▶ **Set problem**:
Which lines hold the string "obtenidas"? Copy every one of them.
# start of Extracted material
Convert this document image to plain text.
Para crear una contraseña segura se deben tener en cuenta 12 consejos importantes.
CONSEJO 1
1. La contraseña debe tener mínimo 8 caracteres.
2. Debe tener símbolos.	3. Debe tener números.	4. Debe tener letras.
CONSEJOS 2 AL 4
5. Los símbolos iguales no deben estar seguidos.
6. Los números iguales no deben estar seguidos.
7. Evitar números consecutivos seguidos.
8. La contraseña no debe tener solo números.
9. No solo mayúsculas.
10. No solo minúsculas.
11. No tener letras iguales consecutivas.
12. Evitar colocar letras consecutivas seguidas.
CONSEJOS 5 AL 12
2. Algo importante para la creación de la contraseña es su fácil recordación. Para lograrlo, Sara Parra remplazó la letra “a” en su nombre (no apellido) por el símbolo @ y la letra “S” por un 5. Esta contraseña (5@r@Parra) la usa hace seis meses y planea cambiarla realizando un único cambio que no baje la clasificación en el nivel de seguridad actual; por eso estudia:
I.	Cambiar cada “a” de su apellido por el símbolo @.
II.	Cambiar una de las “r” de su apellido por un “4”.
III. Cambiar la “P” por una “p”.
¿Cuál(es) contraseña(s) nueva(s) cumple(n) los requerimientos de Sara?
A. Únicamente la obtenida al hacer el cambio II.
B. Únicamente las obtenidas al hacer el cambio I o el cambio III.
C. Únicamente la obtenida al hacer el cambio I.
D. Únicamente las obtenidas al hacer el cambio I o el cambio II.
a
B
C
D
# end of Extracted material
▶ **Task response**:
B. Únicamente las obtenidas al hacer el cambio I o el cambio III.
D. Únicamente las obtenidas al hacer el cambio I o el cambio II.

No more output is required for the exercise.